# START OF Provided records
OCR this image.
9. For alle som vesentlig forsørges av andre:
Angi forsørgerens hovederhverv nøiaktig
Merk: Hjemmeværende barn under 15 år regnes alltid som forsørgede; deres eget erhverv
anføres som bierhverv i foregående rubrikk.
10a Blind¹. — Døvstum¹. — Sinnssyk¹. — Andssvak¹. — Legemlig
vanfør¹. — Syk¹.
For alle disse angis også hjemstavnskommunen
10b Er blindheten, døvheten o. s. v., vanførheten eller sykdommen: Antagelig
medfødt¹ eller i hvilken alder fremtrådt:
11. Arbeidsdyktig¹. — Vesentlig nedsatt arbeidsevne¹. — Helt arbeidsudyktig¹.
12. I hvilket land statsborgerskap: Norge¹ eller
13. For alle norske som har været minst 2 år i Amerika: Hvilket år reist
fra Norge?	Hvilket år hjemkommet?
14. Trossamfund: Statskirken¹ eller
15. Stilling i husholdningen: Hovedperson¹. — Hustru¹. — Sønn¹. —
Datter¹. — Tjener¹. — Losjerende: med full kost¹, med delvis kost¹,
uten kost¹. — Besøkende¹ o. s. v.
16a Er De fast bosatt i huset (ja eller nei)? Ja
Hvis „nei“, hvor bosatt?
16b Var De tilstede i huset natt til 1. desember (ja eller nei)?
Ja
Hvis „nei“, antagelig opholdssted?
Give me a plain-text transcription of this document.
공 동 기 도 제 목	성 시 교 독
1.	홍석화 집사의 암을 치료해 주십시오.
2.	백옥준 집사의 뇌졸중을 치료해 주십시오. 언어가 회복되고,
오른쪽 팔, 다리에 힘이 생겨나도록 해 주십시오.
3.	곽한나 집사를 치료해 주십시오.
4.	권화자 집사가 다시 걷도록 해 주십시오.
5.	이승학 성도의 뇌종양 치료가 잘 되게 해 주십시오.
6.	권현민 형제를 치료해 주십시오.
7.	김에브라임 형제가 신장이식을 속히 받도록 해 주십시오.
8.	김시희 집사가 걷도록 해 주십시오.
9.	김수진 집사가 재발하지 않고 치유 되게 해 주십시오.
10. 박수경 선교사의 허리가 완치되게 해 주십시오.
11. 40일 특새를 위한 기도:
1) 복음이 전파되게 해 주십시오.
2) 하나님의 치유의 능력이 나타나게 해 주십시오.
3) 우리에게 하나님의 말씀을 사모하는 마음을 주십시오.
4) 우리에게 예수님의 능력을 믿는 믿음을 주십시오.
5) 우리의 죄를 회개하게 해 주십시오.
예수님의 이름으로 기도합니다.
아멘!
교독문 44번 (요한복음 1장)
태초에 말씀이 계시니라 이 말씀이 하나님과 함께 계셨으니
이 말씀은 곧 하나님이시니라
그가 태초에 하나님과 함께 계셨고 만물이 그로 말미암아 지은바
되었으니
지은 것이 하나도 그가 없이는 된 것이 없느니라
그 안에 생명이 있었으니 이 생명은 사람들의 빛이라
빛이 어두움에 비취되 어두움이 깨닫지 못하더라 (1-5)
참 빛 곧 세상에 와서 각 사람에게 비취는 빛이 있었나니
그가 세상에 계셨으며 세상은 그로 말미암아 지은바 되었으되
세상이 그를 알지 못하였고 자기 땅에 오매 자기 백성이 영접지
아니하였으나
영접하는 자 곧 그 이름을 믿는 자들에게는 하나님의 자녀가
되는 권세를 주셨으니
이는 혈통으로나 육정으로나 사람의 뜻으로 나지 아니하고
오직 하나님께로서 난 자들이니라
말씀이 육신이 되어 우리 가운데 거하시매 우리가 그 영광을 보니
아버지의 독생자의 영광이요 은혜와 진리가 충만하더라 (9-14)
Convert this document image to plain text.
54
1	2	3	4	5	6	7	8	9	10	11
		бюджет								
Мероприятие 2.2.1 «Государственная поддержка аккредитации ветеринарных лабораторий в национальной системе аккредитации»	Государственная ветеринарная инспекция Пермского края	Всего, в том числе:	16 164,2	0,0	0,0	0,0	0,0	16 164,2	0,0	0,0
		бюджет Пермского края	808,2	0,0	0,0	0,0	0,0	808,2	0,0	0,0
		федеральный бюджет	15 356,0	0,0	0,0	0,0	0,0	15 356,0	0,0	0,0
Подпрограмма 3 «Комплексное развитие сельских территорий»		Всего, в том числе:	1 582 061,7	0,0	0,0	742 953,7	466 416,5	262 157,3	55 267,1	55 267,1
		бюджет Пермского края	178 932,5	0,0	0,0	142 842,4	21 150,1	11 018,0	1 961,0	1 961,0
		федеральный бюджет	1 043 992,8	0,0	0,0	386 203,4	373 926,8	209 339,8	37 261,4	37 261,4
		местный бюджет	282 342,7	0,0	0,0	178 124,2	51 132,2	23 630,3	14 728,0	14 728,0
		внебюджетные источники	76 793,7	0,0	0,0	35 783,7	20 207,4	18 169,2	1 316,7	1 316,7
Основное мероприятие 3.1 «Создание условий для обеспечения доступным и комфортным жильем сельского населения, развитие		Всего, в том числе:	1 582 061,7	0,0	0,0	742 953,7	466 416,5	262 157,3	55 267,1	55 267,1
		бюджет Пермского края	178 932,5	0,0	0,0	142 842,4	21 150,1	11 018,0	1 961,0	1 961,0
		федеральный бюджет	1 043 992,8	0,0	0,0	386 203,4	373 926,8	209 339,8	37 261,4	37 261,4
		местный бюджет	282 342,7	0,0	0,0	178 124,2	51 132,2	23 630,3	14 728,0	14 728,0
# END OF Provided records
◆ Directions
Give back the data above exactly as it appears.

◆ The reply
OCR this image.
9. For alle som vesentlig forsørges av andre:
Angi forsørgerens hovederhverv nøiaktig
Merk: Hjemmeværende barn under 15 år regnes alltid som forsørgede; deres eget erhverv
anføres som bierhverv i foregående rubrikk.
10a Blind¹. — Døvstum¹. — Sinnssyk¹. — Andssvak¹. — Legemlig
vanfør¹. — Syk¹.
For alle disse angis også hjemstavnskommunen
10b Er blindheten, døvheten o. s. v., vanførheten eller sykdommen: Antagelig
medfødt¹ eller i hvilken alder fremtrådt:
11. Arbeidsdyktig¹. — Vesentlig nedsatt arbeidsevne¹. — Helt arbeidsudyktig¹.
12. I hvilket land statsborgerskap: Norge¹ eller
13. For alle norske som har været minst 2 år i Amerika: Hvilket år reist
fra Norge?	Hvilket år hjemkommet?
14. Trossamfund: Statskirken¹ eller
15. Stilling i husholdningen: Hovedperson¹. — Hustru¹. — Sønn¹. —
Datter¹. — Tjener¹. — Losjerende: med full kost¹, med delvis kost¹,
uten kost¹. — Besøkende¹ o. s. v.
16a Er De fast bosatt i huset (ja eller nei)? Ja
Hvis „nei“, hvor bosatt?
16b Var De tilstede i huset natt til 1. desember (ja eller nei)?
Ja
Hvis „nei“, antagelig opholdssted?
Give me a plain-text transcription of this document.
공 동 기 도 제 목	성 시 교 독
1.	홍석화 집사의 암을 치료해 주십시오.
2.	백옥준 집사의 뇌졸중을 치료해 주십시오. 언어가 회복되고,
오른쪽 팔, 다리에 힘이 생겨나도록 해 주십시오.
3.	곽한나 집사를 치료해 주십시오.
4.	권화자 집사가 다시 걷도록 해 주십시오.
5.	이승학 성도의 뇌종양 치료가 잘 되게 해 주십시오.
6.	권현민 형제를 치료해 주십시오.
7.	김에브라임 형제가 신장이식을 속히 받도록 해 주십시오.
8.	김시희 집사가 걷도록 해 주십시오.
9.	김수진 집사가 재발하지 않고 치유 되게 해 주십시오.
10. 박수경 선교사의 허리가 완치되게 해 주십시오.
11. 40일 특새를 위한 기도:
1) 복음이 전파되게 해 주십시오.
2) 하나님의 치유의 능력이 나타나게 해 주십시오.
3) 우리에게 하나님의 말씀을 사모하는 마음을 주십시오.
4) 우리에게 예수님의 능력을 믿는 믿음을 주십시오.
5) 우리의 죄를 회개하게 해 주십시오.
예수님의 이름으로 기도합니다.
아멘!
교독문 44번 (요한복음 1장)
태초에 말씀이 계시니라 이 말씀이 하나님과 함께 계셨으니
이 말씀은 곧 하나님이시니라
그가 태초에 하나님과 함께 계셨고 만물이 그로 말미암아 지은바
되었으니
지은 것이 하나도 그가 없이는 된 것이 없느니라
그 안에 생명이 있었으니 이 생명은 사람들의 빛이라
빛이 어두움에 비취되 어두움이 깨닫지 못하더라 (1-5)
참 빛 곧 세상에 와서 각 사람에게 비취는 빛이 있었나니
그가 세상에 계셨으며 세상은 그로 말미암아 지은바 되었으되
세상이 그를 알지 못하였고 자기 땅에 오매 자기 백성이 영접지
아니하였으나
영접하는 자 곧 그 이름을 믿는 자들에게는 하나님의 자녀가
되는 권세를 주셨으니
이는 혈통으로나 육정으로나 사람의 뜻으로 나지 아니하고
오직 하나님께로서 난 자들이니라
말씀이 육신이 되어 우리 가운데 거하시매 우리가 그 영광을 보니
아버지의 독생자의 영광이요 은혜와 진리가 충만하더라 (9-14)
Convert this document image to plain text.
54
1	2	3	4	5	6	7	8	9	10	11
		бюджет								
Мероприятие 2.2.1 «Государственная поддержка аккредитации ветеринарных лабораторий в национальной системе аккредитации»	Государственная ветеринарная инспекция Пермского края	Всего, в том числе:	16 164,2	0,0	0,0	0,0	0,0	16 164,2	0,0	0,0
		бюджет Пермского края	808,2	0,0	0,0	0,0	0,0	808,2	0,0	0,0
		федеральный бюджет	15 356,0	0,0	0,0	0,0	0,0	15 356,0	0,0	0,0
Подпрограмма 3 «Комплексное развитие сельских территорий»		Всего, в том числе:	1 582 061,7	0,0	0,0	742 953,7	466 416,5	262 157,3	55 267,1	55 267,1
		бюджет Пермского края	178 932,5	0,0	0,0	142 842,4	21 150,1	11 018,0	1 961,0	1 961,0
		федеральный бюджет	1 043 992,8	0,0	0,0	386 203,4	373 926,8	209 339,8	37 261,4	37 261,4
		местный бюджет	282 342,7	0,0	0,0	178 124,2	51 132,2	23 630,3	14 728,0	14 728,0
		внебюджетные источники	76 793,7	0,0	0,0	35 783,7	20 207,4	18 169,2	1 316,7	1 316,7
Основное мероприятие 3.1 «Создание условий для обеспечения доступным и комфортным жильем сельского населения, развитие		Всего, в том числе:	1 582 061,7	0,0	0,0	742 953,7	466 416,5	262 157,3	55 267,1	55 267,1
		бюджет Пермского края	178 932,5	0,0	0,0	142 842,4	21 150,1	11 018,0	1 961,0	1 961,0
		федеральный бюджет	1 043 992,8	0,0	0,0	386 203,4	373 926,8	209 339,8	37 261,4	37 261,4
		местный бюджет	282 342,7	0,0	0,0	178 124,2	51 132,2	23 630,3	14 728,0	14 728,0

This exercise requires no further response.